### Problem details
Check each line of the entries below for the string "name"; copy every line where it appears.

### The data
========================================

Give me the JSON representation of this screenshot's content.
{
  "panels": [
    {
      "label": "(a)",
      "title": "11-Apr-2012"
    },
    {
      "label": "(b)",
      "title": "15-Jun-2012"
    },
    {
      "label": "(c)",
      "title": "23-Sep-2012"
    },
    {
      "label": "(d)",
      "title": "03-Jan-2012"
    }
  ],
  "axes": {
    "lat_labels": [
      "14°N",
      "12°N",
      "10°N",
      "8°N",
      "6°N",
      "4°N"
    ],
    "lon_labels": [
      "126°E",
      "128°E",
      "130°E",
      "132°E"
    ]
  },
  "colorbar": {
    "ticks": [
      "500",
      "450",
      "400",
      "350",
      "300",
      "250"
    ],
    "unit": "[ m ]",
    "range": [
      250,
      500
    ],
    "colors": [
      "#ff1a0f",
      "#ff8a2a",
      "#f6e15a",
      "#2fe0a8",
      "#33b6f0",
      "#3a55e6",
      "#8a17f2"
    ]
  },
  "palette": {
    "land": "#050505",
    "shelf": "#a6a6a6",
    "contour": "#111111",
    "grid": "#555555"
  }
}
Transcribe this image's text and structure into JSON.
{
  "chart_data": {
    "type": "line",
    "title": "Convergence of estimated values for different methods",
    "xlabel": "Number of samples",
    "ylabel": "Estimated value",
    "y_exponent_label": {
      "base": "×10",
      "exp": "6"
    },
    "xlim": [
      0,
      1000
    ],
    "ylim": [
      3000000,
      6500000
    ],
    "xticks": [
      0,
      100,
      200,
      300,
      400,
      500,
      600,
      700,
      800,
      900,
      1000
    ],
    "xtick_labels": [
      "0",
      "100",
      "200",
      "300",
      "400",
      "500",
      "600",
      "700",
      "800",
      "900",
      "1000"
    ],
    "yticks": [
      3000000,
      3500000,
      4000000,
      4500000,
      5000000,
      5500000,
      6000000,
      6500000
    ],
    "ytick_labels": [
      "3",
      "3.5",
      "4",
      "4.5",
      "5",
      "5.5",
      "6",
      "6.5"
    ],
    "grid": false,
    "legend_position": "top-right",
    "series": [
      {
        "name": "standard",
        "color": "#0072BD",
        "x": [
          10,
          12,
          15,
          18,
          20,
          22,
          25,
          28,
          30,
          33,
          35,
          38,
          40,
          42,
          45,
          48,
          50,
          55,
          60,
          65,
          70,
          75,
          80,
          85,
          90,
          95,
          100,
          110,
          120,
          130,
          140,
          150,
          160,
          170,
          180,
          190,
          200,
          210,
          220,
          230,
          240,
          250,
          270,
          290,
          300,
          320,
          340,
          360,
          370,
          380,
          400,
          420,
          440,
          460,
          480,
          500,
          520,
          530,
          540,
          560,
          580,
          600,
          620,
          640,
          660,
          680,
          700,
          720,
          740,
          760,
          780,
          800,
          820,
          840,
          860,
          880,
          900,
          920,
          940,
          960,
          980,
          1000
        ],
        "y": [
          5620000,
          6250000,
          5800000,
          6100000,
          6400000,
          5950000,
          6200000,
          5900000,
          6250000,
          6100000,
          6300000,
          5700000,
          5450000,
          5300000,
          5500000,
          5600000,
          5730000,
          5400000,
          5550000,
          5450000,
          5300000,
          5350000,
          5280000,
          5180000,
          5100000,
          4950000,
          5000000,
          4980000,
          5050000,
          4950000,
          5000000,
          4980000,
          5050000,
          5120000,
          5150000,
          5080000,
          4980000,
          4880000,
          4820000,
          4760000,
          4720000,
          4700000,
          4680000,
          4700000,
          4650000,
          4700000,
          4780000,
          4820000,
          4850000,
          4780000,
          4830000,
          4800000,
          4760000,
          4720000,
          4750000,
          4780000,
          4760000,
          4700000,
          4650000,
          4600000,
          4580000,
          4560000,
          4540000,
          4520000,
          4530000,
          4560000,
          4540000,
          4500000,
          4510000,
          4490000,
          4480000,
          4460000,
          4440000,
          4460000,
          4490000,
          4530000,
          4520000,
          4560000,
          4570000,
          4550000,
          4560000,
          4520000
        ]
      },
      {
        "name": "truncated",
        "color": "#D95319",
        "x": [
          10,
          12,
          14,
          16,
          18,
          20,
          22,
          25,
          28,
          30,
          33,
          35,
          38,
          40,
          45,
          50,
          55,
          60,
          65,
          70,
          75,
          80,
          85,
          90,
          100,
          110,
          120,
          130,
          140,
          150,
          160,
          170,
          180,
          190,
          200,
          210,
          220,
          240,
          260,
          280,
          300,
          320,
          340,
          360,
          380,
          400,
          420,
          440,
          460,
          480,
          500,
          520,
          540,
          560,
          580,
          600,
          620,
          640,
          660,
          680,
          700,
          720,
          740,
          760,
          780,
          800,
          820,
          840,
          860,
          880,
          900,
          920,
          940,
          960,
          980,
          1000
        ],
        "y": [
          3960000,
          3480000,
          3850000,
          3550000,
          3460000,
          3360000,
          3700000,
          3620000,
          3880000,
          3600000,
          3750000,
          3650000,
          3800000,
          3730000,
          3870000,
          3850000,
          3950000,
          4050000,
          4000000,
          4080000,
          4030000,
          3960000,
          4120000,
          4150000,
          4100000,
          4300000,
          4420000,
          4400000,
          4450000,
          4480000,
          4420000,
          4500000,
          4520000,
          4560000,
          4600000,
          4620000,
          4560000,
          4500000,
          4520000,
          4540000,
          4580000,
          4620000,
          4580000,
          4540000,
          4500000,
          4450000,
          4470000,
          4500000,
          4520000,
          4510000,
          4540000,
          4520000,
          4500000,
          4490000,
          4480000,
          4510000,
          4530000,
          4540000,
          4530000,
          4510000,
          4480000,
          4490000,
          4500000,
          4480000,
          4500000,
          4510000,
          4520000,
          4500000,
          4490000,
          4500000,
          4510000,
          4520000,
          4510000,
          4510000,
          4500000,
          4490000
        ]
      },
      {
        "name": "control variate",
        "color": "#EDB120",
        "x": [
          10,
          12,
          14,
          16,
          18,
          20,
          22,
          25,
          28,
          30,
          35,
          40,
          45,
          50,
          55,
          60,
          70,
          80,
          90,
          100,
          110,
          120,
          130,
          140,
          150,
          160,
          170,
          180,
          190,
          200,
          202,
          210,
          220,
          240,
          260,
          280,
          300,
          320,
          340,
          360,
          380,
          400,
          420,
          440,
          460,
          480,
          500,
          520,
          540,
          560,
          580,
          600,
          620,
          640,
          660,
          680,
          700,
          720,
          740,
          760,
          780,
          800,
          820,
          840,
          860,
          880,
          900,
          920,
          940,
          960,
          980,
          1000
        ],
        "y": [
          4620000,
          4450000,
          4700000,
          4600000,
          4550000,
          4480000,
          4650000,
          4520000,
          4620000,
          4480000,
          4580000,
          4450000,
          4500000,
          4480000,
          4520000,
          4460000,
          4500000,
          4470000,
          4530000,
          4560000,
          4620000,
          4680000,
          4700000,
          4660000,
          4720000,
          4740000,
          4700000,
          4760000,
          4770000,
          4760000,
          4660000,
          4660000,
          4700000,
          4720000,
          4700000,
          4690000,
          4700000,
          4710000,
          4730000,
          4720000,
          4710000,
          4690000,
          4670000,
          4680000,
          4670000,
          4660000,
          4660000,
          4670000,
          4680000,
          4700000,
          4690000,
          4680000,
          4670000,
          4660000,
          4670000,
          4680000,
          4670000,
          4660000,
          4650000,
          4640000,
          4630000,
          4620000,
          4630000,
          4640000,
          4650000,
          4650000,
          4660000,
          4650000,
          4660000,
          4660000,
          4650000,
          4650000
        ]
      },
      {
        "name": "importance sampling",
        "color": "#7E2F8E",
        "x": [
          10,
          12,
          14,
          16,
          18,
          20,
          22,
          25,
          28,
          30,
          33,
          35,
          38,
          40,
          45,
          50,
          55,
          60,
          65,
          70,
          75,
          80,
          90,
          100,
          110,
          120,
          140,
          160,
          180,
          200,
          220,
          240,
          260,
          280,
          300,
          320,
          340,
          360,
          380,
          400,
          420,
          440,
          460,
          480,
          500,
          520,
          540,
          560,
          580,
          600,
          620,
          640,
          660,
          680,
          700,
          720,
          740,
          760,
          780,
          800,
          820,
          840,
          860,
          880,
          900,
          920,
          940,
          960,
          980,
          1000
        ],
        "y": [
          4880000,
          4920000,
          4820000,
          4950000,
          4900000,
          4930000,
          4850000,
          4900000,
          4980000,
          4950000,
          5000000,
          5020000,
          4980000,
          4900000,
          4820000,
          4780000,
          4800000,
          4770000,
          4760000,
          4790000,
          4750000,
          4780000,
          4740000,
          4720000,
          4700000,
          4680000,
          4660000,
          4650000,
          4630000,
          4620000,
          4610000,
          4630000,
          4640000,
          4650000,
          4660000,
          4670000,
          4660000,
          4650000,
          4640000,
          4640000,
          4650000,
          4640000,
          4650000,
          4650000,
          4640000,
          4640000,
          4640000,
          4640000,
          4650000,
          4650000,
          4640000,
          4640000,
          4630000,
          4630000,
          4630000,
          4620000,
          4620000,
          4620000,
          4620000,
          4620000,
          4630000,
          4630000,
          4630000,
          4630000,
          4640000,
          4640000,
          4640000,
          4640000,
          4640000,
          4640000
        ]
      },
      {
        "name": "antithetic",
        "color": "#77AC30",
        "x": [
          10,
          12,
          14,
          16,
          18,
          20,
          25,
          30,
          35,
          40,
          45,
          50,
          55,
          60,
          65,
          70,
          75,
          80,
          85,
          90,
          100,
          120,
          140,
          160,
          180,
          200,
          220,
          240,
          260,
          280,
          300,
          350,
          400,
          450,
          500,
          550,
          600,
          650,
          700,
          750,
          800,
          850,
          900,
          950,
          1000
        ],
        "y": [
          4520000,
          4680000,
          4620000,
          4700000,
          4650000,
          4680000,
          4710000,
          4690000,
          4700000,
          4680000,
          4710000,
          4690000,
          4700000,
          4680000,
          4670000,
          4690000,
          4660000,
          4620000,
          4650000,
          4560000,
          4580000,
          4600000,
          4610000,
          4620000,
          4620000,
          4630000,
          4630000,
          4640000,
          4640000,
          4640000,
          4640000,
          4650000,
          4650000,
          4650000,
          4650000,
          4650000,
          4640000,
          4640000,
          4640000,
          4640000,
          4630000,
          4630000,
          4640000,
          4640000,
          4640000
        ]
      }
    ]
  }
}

========================================

### Solution to this exercise
        "name": "standard",
        "name": "truncated",
        "name": "control variate",
        "name": "importance sampling",
        "name": "antithetic",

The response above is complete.